*** DATA FOR THIS TASK

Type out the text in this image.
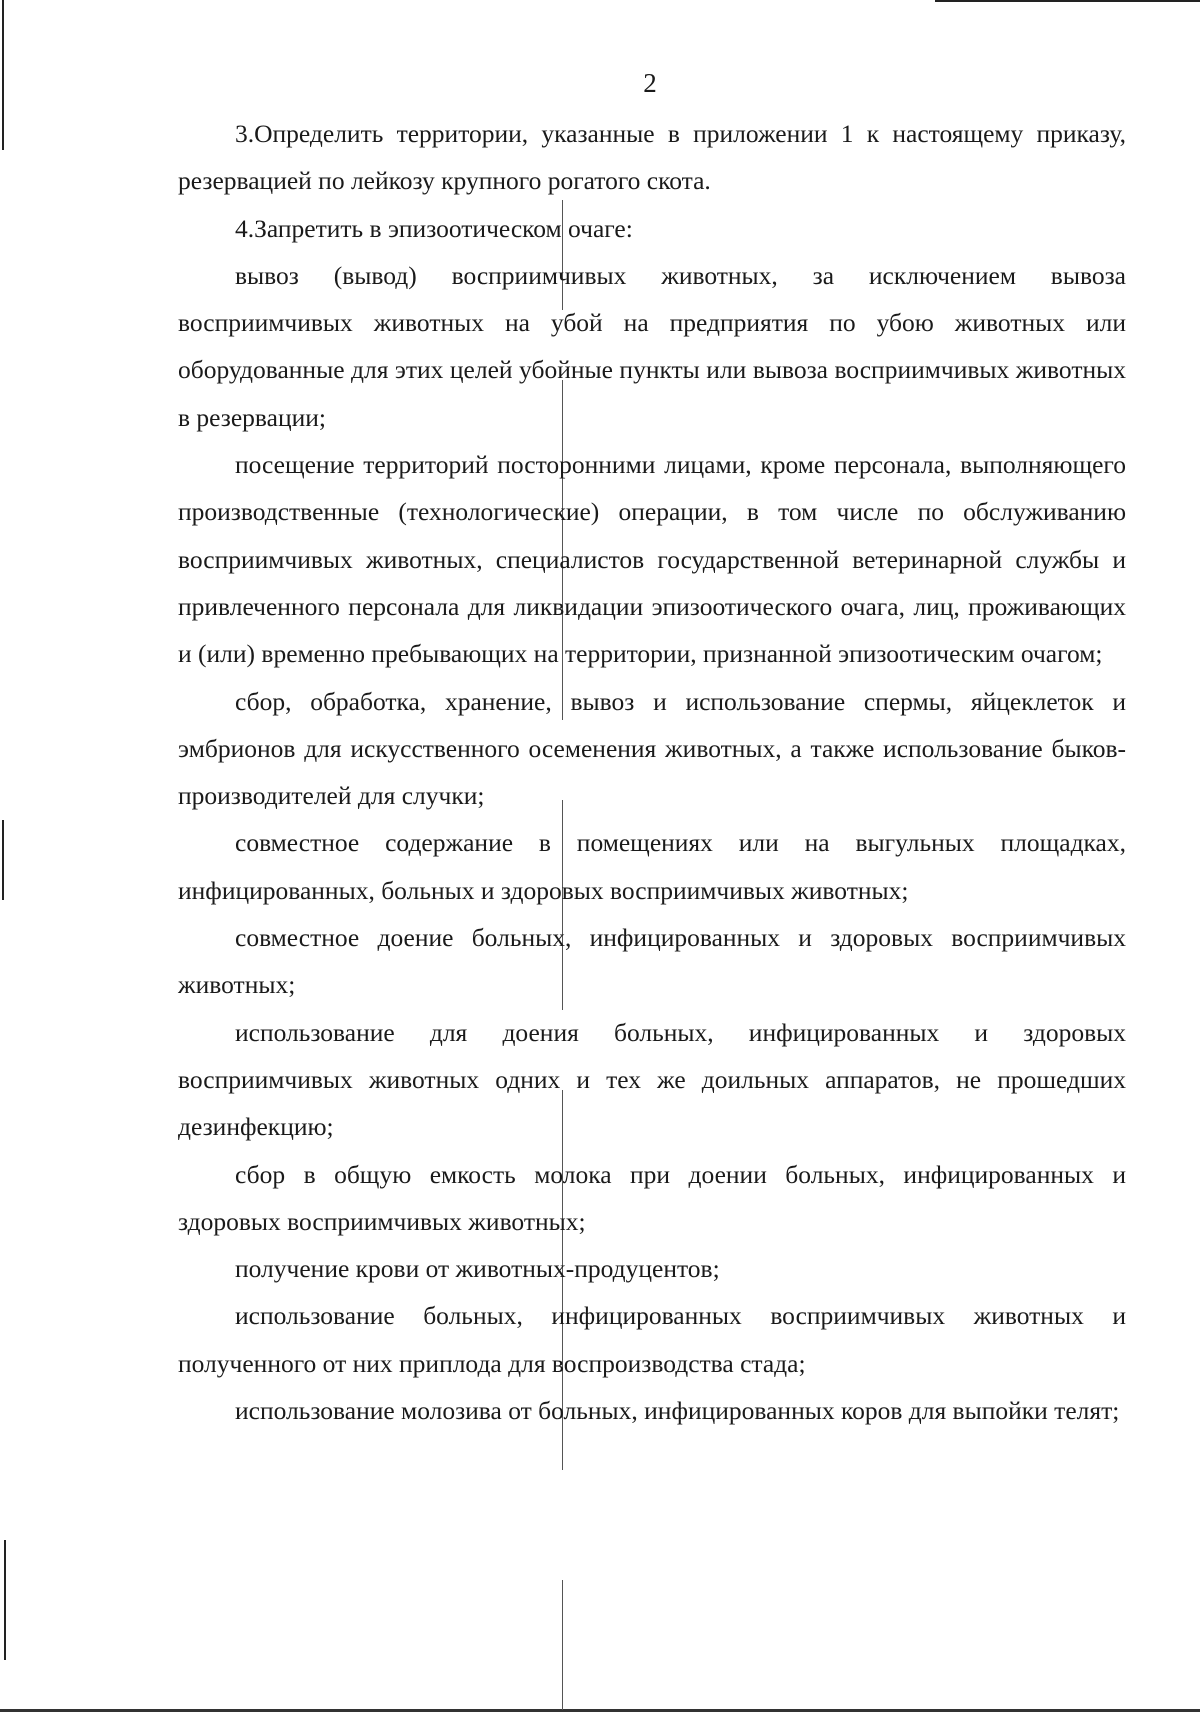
2

3.Определить территории, указанные в приложении 1 к настоящему приказу, резервацией по лейкозу крупного рогатого скота.

4.Запретить в эпизоотическом очаге:

вывоз (вывод) восприимчивых животных, за исключением вывоза восприимчивых животных на убой на предприятия по убою животных или оборудованные для этих целей убойные пункты или вывоза восприимчивых животных в резервации;

посещение территорий посторонними лицами, кроме персонала, выполняющего производственные (технологические) операции, в том числе по обслуживанию восприимчивых животных, специалистов государственной ветеринарной службы и привлеченного персонала для ликвидации эпизоотического очага, лиц, проживающих и (или) временно пребывающих на территории, признанной эпизоотическим очагом;

сбор, обработка, хранение, вывоз и использование спермы, яйцеклеток и эмбрионов для искусственного осеменения животных, а также использование быков-производителей для случки;

совместное содержание в помещениях или на выгульных площадках, инфицированных, больных и здоровых восприимчивых животных;

совместное доение больных, инфицированных и здоровых восприимчивых животных;

использование для доения больных, инфицированных и здоровых восприимчивых животных одних и тех же доильных аппаратов, не прошедших дезинфекцию;

сбор в общую емкость молока при доении больных, инфицированных и здоровых восприимчивых животных;

получение крови от животных-продуцентов;

использование больных, инфицированных восприимчивых животных и полученного от них приплода для воспроизводства стада;

использование молозива от больных, инфицированных коров для выпойки телят;
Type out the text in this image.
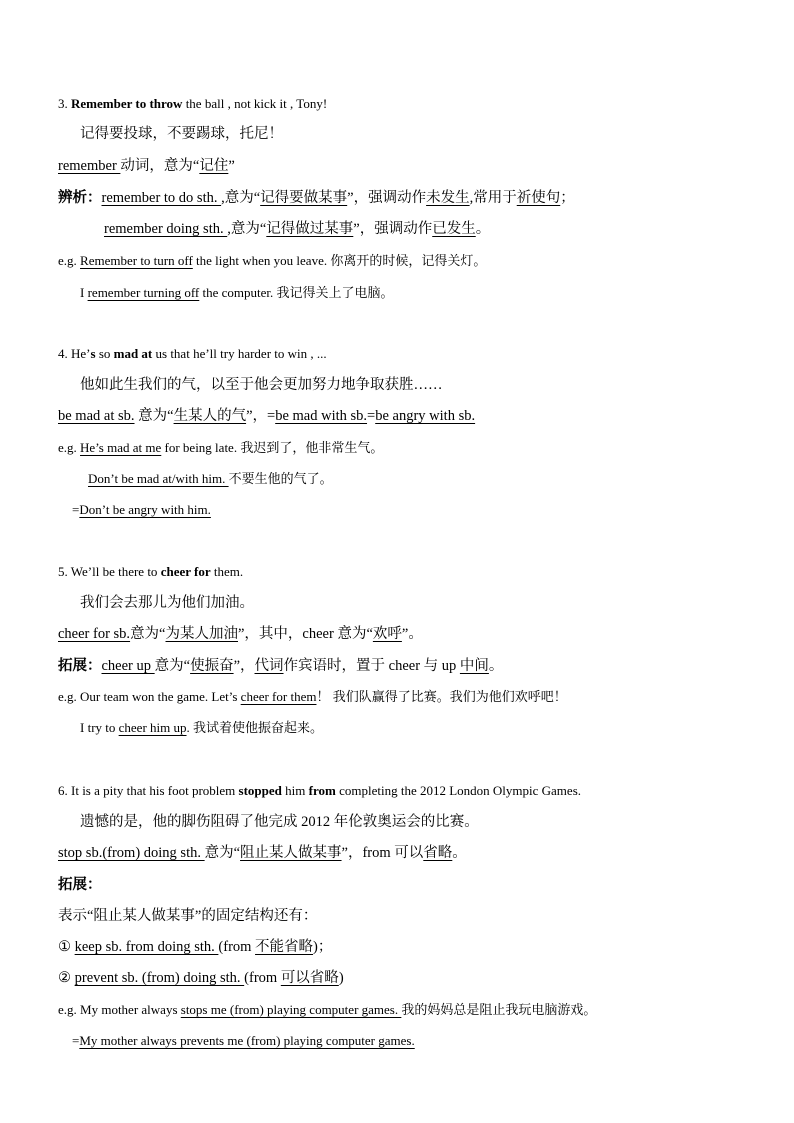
3. Remember to throw the ball , not kick it , Tony!
记得要投球，不要踢球，托尼！
remember 动词，意为“记住”
辨析：remember to do sth. ,意为“记得要做某事”，强调动作未发生,常用于祈使句；
remember doing sth. ,意为“记得做过某事”，强调动作已发生。
e.g. Remember to turn off the light when you leave. 你离开的时候，记得关灯。
I remember turning off the computer. 我记得关上了电脑。
4. He’s so mad at us that he’ll try harder to win , ...
他如此生我们的气，以至于他会更加努力地争取获胜……
be mad at sb. 意为“生某人的气”，=be mad with sb.=be angry with sb.
e.g. He’s mad at me for being late. 我迟到了，他非常生气。
Don’t be mad at/with him. 不要生他的气了。
=Don’t be angry with him.
5. We’ll be there to cheer for them.
我们会去那儿为他们加油。
cheer for sb.意为“为某人加油”，其中，cheer 意为“欢呼”。
拓展：cheer up 意为“使振奋”，代词作宾语时，置于 cheer 与 up 中间。
e.g. Our team won the game. Let’s cheer for them！ 我们队赢得了比赛。我们为他们欢呼吧！
I try to cheer him up. 我试着使他振奋起来。
6. It is a pity that his foot problem stopped him from completing the 2012 London Olympic Games.
遗憾的是，他的脚伤阻碍了他完成 2012 年伦敦奥运会的比赛。
stop sb.(from) doing sth. 意为“阻止某人做某事”，from 可以省略。
拓展：
表示“阻止某人做某事”的固定结构还有：
① keep sb. from doing sth. (from 不能省略)；
② prevent sb. (from) doing sth. (from 可以省略)
e.g. My mother always stops me (from) playing computer games. 我的妈妈总是阻止我玩电脑游戏。
=My mother always prevents me (from) playing computer games.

******

■ GIVEN REQUEST ■
Which lines hold the word "doing"? Copy each of them from the records.

■ OUTPUT BELOW ■
remember doing sth. ,意为“记得做过某事”，强调动作已发生。
stop sb.(from) doing sth. 意为“阻止某人做某事”，from 可以省略。
① keep sb. from doing sth. (from 不能省略)；
② prevent sb. (from) doing sth. (from 可以省略)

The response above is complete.